_Required task 1_: In the baklava thread, what language do Hebrew speakers borrow the word baklawa from, according to Abaye?
_Required task 2_: From the entries, output the lines from the one containing "Localize each UI" through the one containing "Text: A. Sweat", both included, without any change.

_Text extract_:
-- Begin --

# Baklava



## RealityCheck4you

*Moderator note: Split from quoted thread.*



apmoy70 said:


> Right, because the Turkic nomads that arrived in Anatolia in the 11th c. CE had advanced cooking techniques and created exquisite dishes (including the super thin phyllo pastry for baklava) on their horsebacks or in their yurt, and they also had advanced microtonal music...in written form.
> Other than yogurt, which is truly Turkic (well the Bulgarians think differently), "Ottoman" music in reality is a fusion of Arabo-Persian maqams with Byzantine modal music, and "Ottoman" cuisine is a fusion of Levantine-Persian-Balkan-Armenian dishes. Even the names are 90% Armenian or Persian.


Baklava is Turkish, not Greek. You just adopted it from the Turks.


----------



## Abaye

But it seems that baklava is not of Turkish origin, it was adopted by Ottoman Turkish from some other language.
Luckily for us, Hebrew speakers, there's no doubt: we borrowed baklawa from Arabic.


----------



## RealityCheck4you

Abaye said:


> But it seems that baklava is not of Turkish origin, it was adopted by Ottoman Turkish from some other language.
> Luckily for us, Hebrew speakers, there's no doubt: we borrowed baklawa from Arabic.


Wrong. Baklava is Turkish and so is the word. Arabs took the word and food from the Turkish.


----------



## berndf

RealityCheck4you said:


> Wrong. Baklava is Turkish and so is the word. Arabs took the word and food from the Turkish.


There is very little to support this claim (concerning the word; the dish is a different matter).


----------



## apmoy70

Abaye said:


> But it seems that baklava is not of Turkish origin, it was adopted by Ottoman Turkish from some other language.
> Luckily for us, Hebrew speakers, there's no doubt: we borrowed baklawa from Arabic.


Every culture in the region has or had in the past, similar dishes, the Byzantines had a similar dessert called πλακοῦς, probably a traditional Roman dish called placenta, made of layers of super thin phyllo pastry shaped into a pocket, stuffed with fruits or cereal dipped in honey, the Arabs have their own version, .... Modern baklava is the fusion of all the specific recipies ...

*Moderator note: Post edited after split of thread.*


----------



## Apollodorus

apmoy70 said:


> probably a traditional Roman dish called placenta, made of layers of super thin phyllo pastry shaped into a pocket, stuffed with fruits or cereal dipped in honey, the Arabs have their own version, .... Modern baklava is the fusion of all the specific recipies ...
> 
> *Moderator note: Post edited after split of thread.*



According to Wikipedia, the Latin word _placenta_ is derived from the Greek _plakous_ (Ancient Greek: πλακοῦς, gen. πλακοῦντος – _plakountos_, from πλακόεις - _plakoeis_, "flat") for thin or layered flat breads.

_plakous_ as a dessert (or second table delicacy) is mentioned in the poems of Archestratos who describes _plakous_ as served with nuts and dried fruits and commends the honey-drenched Athenian version of _plakous _

Placenta cake - Wikipedia

So, the Roman dish seems to have been borrowed from the Greeks along with its name. 

The Greeks themselves could have borrowed it from the Persians.


----------



## SparkInTheDark

RealityCheck4you said:


> Baklava is Turkish, not Greek. You just adopted it from the Turks.

-- End --

_Data entries_:

-- Begin --

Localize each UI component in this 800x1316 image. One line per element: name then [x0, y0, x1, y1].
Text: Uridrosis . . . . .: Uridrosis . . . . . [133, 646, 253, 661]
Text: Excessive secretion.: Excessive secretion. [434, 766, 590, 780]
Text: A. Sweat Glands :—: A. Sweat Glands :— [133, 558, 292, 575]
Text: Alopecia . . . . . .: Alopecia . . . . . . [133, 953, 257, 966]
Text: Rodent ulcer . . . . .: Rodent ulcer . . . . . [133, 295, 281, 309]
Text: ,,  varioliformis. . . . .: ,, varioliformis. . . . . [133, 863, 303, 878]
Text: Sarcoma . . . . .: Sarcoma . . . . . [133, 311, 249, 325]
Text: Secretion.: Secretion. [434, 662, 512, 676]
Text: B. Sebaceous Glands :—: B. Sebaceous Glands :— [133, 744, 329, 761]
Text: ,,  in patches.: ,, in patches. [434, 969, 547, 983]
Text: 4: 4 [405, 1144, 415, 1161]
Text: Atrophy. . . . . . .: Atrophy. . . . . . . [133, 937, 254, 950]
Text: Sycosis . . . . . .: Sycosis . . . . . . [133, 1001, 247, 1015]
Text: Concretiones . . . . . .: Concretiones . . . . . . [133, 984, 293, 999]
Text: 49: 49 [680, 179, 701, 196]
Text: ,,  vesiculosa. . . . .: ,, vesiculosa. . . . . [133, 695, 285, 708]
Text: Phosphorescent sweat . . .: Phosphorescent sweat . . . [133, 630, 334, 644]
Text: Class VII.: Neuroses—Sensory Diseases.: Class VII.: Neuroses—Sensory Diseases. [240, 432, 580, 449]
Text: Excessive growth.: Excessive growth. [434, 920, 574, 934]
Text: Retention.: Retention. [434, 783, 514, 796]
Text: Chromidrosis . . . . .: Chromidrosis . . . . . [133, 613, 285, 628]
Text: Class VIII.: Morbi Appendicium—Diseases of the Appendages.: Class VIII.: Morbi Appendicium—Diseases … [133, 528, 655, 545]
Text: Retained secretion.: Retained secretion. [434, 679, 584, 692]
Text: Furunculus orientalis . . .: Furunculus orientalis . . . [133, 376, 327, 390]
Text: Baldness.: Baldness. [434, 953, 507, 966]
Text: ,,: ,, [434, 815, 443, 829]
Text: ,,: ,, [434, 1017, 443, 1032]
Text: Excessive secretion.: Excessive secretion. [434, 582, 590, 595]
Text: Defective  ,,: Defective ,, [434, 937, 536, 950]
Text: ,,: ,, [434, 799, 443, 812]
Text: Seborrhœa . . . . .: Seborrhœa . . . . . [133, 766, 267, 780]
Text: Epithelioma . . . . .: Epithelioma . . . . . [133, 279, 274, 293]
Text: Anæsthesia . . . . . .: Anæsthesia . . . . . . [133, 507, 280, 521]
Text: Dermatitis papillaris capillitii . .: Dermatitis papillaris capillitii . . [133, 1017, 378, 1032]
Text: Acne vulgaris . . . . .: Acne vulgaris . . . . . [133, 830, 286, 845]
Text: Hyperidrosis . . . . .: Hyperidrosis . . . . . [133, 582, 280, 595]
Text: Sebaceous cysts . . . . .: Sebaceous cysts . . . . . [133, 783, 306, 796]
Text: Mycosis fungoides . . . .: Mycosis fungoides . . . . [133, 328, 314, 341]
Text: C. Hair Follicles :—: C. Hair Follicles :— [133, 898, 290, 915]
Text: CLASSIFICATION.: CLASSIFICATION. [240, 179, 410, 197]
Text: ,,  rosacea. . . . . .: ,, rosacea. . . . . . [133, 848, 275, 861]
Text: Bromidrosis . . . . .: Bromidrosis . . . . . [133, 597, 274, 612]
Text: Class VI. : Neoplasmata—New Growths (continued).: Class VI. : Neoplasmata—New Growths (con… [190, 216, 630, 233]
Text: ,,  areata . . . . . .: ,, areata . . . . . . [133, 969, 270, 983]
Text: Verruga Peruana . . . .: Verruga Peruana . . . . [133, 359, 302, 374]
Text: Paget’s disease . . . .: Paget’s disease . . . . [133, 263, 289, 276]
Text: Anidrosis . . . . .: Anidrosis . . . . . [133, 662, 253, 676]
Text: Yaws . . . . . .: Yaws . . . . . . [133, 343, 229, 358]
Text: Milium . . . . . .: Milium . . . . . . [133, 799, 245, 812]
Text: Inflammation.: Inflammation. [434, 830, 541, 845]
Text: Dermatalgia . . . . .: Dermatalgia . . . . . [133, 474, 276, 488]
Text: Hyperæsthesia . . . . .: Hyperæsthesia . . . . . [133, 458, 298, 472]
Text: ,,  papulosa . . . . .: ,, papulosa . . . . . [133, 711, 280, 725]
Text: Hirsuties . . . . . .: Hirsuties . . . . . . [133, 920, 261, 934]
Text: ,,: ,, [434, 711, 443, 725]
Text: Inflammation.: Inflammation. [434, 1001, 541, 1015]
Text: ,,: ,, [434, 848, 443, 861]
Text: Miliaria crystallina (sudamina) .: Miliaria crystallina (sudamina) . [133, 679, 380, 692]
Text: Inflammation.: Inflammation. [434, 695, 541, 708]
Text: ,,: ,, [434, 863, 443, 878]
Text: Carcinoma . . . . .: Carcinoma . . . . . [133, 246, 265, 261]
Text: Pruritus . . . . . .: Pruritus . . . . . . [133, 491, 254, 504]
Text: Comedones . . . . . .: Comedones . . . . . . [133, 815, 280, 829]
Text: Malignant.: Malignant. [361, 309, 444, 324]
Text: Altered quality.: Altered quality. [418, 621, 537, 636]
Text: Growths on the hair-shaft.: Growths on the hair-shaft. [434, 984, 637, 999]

-- End --
-- Begin --

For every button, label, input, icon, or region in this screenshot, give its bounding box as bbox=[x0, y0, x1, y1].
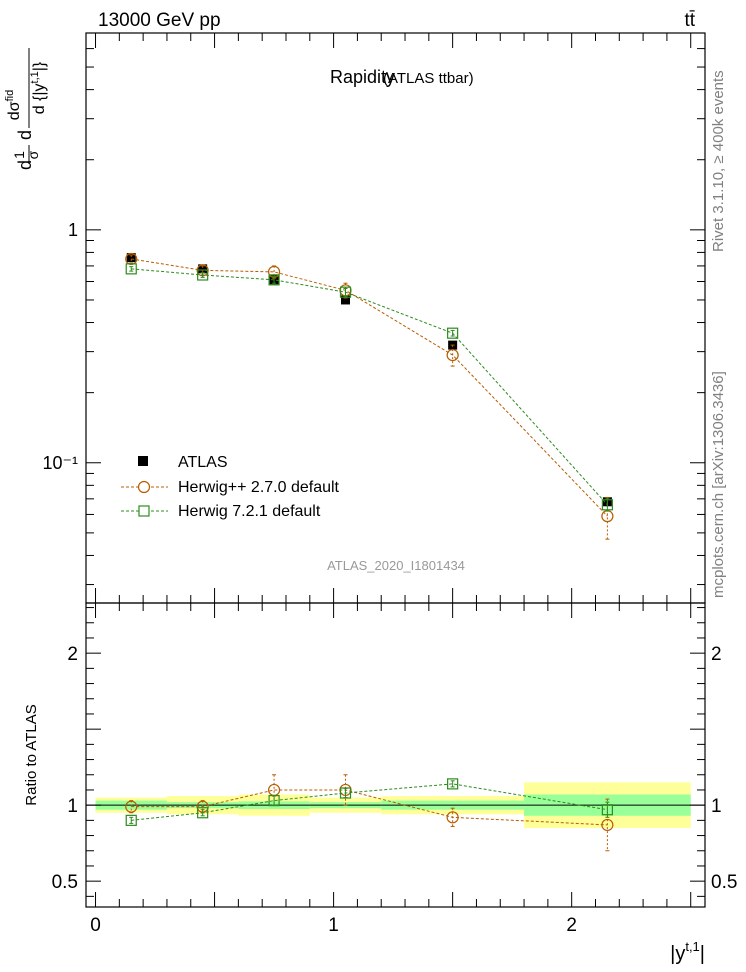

-- End --

_Complete response 1_: Arabic.

_Complete response 2_:
Localize each UI component in this 800x1316 image. One line per element: name then [x0, y0, x1, y1].
Text: Uridrosis . . . . .: Uridrosis . . . . . [133, 646, 253, 661]
Text: Excessive secretion.: Excessive secretion. [434, 766, 590, 780]
Text: A. Sweat Glands :—: A. Sweat Glands :— [133, 558, 292, 575]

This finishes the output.